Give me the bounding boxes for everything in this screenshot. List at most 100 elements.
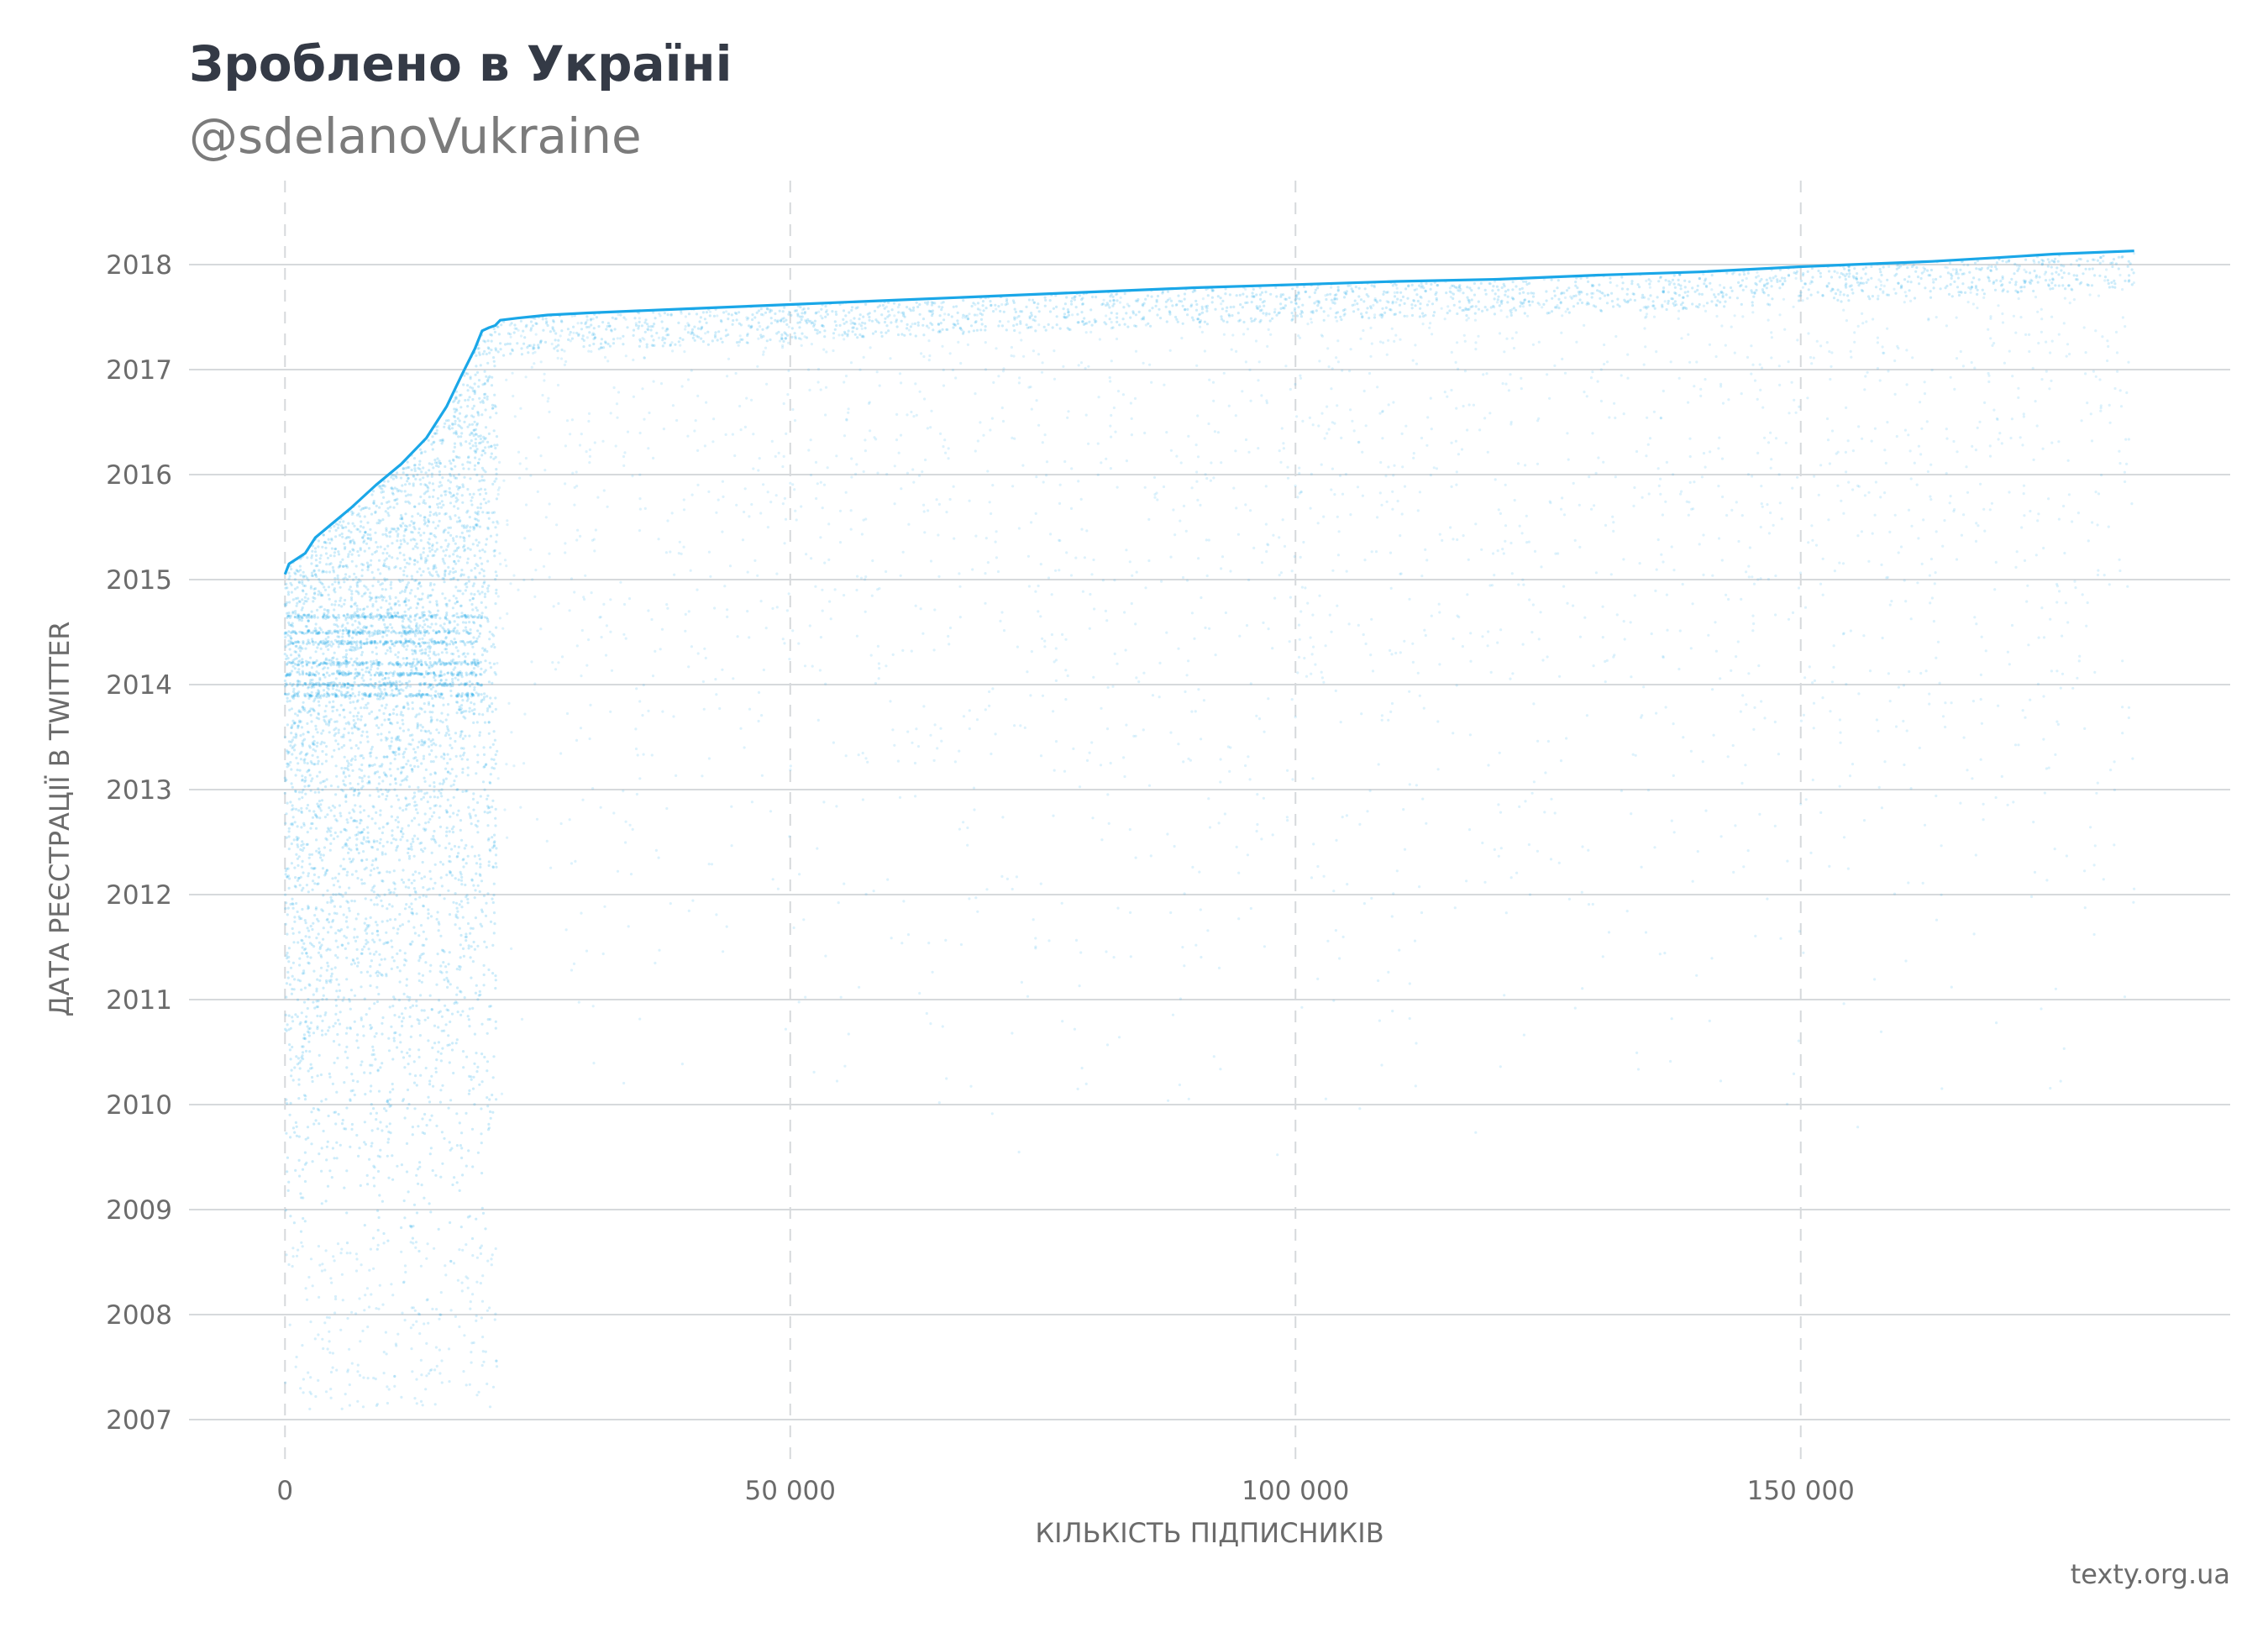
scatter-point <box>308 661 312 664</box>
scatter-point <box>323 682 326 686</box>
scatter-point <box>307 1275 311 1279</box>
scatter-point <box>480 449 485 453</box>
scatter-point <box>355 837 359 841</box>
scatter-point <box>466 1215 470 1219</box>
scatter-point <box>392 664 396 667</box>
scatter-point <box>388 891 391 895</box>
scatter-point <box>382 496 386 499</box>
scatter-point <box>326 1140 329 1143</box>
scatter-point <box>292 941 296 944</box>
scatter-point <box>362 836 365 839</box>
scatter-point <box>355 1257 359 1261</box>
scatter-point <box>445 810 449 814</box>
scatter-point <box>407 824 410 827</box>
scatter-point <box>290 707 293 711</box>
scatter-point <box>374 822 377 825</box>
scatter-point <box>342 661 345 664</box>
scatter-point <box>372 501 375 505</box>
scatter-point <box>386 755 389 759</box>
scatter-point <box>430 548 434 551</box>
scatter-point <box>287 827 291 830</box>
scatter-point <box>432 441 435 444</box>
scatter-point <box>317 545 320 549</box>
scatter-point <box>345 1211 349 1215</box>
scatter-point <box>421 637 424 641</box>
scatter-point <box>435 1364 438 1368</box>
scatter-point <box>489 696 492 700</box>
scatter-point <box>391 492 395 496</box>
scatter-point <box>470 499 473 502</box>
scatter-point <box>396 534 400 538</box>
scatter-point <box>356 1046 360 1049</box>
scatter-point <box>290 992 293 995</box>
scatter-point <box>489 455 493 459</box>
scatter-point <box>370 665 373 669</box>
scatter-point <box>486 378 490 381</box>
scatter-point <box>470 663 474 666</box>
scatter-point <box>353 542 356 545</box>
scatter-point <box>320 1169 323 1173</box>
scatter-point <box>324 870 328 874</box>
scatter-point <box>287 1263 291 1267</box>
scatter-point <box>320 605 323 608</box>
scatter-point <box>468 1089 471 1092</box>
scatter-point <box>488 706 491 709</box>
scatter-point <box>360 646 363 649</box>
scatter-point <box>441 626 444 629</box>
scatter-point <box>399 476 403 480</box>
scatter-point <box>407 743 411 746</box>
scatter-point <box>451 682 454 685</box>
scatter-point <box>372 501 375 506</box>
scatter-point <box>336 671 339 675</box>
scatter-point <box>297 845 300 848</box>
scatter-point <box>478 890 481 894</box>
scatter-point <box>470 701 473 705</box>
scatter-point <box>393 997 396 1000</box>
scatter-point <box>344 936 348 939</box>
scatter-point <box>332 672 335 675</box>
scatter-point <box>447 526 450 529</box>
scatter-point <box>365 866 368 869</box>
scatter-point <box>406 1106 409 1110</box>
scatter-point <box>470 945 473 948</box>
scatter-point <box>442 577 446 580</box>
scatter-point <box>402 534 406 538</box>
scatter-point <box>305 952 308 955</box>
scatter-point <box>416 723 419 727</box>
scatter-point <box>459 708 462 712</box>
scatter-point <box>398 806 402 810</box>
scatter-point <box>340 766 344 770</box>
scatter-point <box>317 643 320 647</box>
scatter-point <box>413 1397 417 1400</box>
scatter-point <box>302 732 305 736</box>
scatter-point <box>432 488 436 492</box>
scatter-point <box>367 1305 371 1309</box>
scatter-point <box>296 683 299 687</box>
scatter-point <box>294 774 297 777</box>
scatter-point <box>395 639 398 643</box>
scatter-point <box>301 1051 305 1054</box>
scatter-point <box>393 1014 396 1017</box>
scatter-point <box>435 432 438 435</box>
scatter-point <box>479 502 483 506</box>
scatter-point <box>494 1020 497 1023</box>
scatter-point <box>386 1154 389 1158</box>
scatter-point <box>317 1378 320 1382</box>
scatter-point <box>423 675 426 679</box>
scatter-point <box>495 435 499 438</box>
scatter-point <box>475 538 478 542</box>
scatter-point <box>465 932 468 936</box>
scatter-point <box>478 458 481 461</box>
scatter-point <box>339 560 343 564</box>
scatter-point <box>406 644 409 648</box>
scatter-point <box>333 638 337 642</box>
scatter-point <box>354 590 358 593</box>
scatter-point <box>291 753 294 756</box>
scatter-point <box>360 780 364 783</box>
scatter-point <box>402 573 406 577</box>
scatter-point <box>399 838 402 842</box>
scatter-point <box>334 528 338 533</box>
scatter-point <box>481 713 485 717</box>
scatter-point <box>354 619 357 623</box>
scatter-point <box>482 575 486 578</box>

+ + +

Stated exercise →
Write the entries above as a JSON list of strings, one string per line, with blank lines left out. Leave the pictures out of the list.

Finished task →
[
  "Give me the bounding boxes for everything in this screenshot. List at most 100 elements.",
  "scatter-point <box>308 661 312 664</box>",
  "scatter-point <box>323 682 326 686</box>",
  "scatter-point <box>307 1275 311 1279</box>",
  "scatter-point <box>480 449 485 453</box>",
  "scatter-point <box>355 837 359 841</box>",
  "scatter-point <box>466 1215 470 1219</box>",
  "scatter-point <box>392 664 396 667</box>",
  "scatter-point <box>388 891 391 895</box>",
  "scatter-point <box>382 496 386 499</box>",
  "scatter-point <box>326 1140 329 1143</box>",
  "scatter-point <box>292 941 296 944</box>",
  "scatter-point <box>362 836 365 839</box>",
  "scatter-point <box>355 1257 359 1261</box>",
  "scatter-point <box>445 810 449 814</box>",
  "scatter-point <box>407 824 410 827</box>",
  "scatter-point <box>290 707 293 711</box>",
  "scatter-point <box>374 822 377 825</box>",
  "scatter-point <box>342 661 345 664</box>",
  "scatter-point <box>372 501 375 505</box>",
  "scatter-point <box>386 755 389 759</box>",
  "scatter-point <box>430 548 434 551</box>",
  "scatter-point <box>287 827 291 830</box>",
  "scatter-point <box>432 441 435 444</box>",
  "scatter-point <box>317 545 320 549</box>",
  "scatter-point <box>345 1211 349 1215</box>",
  "scatter-point <box>421 637 424 641</box>",
  "scatter-point <box>435 1364 438 1368</box>",
  "scatter-point <box>489 696 492 700</box>",
  "scatter-point <box>391 492 395 496</box>",
  "scatter-point <box>470 499 473 502</box>",
  "scatter-point <box>396 534 400 538</box>",
  "scatter-point <box>356 1046 360 1049</box>",
  "scatter-point <box>290 992 293 995</box>",
  "scatter-point <box>489 455 493 459</box>",
  "scatter-point <box>370 665 373 669</box>",
  "scatter-point <box>486 378 490 381</box>",
  "scatter-point <box>470 663 474 666</box>",
  "scatter-point <box>353 542 356 545</box>",
  "scatter-point <box>320 1169 323 1173</box>",
  "scatter-point <box>324 870 328 874</box>",
  "scatter-point <box>287 1263 291 1267</box>",
  "scatter-point <box>320 605 323 608</box>",
  "scatter-point <box>468 1089 471 1092</box>",
  "scatter-point <box>488 706 491 709</box>",
  "scatter-point <box>360 646 363 649</box>",
  "scatter-point <box>441 626 444 629</box>",
  "scatter-point <box>399 476 403 480</box>",
  "scatter-point <box>407 743 411 746</box>",
  "scatter-point <box>451 682 454 685</box>",
  "scatter-point <box>372 501 375 506</box>",
  "scatter-point <box>336 671 339 675</box>",
  "scatter-point <box>297 845 300 848</box>",
  "scatter-point <box>478 890 481 894</box>",
  "scatter-point <box>470 701 473 705</box>",
  "scatter-point <box>393 997 396 1000</box>",
  "scatter-point <box>344 936 348 939</box>",
  "scatter-point <box>332 672 335 675</box>",
  "scatter-point <box>447 526 450 529</box>",
  "scatter-point <box>365 866 368 869</box>",
  "scatter-point <box>406 1106 409 1110</box>",
  "scatter-point <box>470 945 473 948</box>",
  "scatter-point <box>442 577 446 580</box>",
  "scatter-point <box>402 534 406 538</box>",
  "scatter-point <box>305 952 308 955</box>",
  "scatter-point <box>416 723 419 727</box>",
  "scatter-point <box>459 708 462 712</box>",
  "scatter-point <box>398 806 402 810</box>",
  "scatter-point <box>340 766 344 770</box>",
  "scatter-point <box>317 643 320 647</box>",
  "scatter-point <box>413 1397 417 1400</box>",
  "scatter-point <box>302 732 305 736</box>",
  "scatter-point <box>432 488 436 492</box>",
  "scatter-point <box>367 1305 371 1309</box>",
  "scatter-point <box>296 683 299 687</box>",
  "scatter-point <box>294 774 297 777</box>",
  "scatter-point <box>395 639 398 643</box>",
  "scatter-point <box>301 1051 305 1054</box>",
  "scatter-point <box>393 1014 396 1017</box>",
  "scatter-point <box>435 432 438 435</box>",
  "scatter-point <box>479 502 483 506</box>",
  "scatter-point <box>494 1020 497 1023</box>",
  "scatter-point <box>386 1154 389 1158</box>",
  "scatter-point <box>317 1378 320 1382</box>",
  "scatter-point <box>423 675 426 679</box>",
  "scatter-point <box>495 435 499 438</box>",
  "scatter-point <box>475 538 478 542</box>",
  "scatter-point <box>465 932 468 936</box>",
  "scatter-point <box>478 458 481 461</box>",
  "scatter-point <box>339 560 343 564</box>",
  "scatter-point <box>406 644 409 648</box>",
  "scatter-point <box>333 638 337 642</box>",
  "scatter-point <box>354 590 358 593</box>",
  "scatter-point <box>291 753 294 756</box>",
  "scatter-point <box>360 780 364 783</box>",
  "scatter-point <box>402 573 406 577</box>",
  "scatter-point <box>399 838 402 842</box>",
  "scatter-point <box>334 528 338 533</box>",
  "scatter-point <box>481 713 485 717</box>",
  "scatter-point <box>354 619 357 623</box>",
  "scatter-point <box>482 575 486 578</box>"
]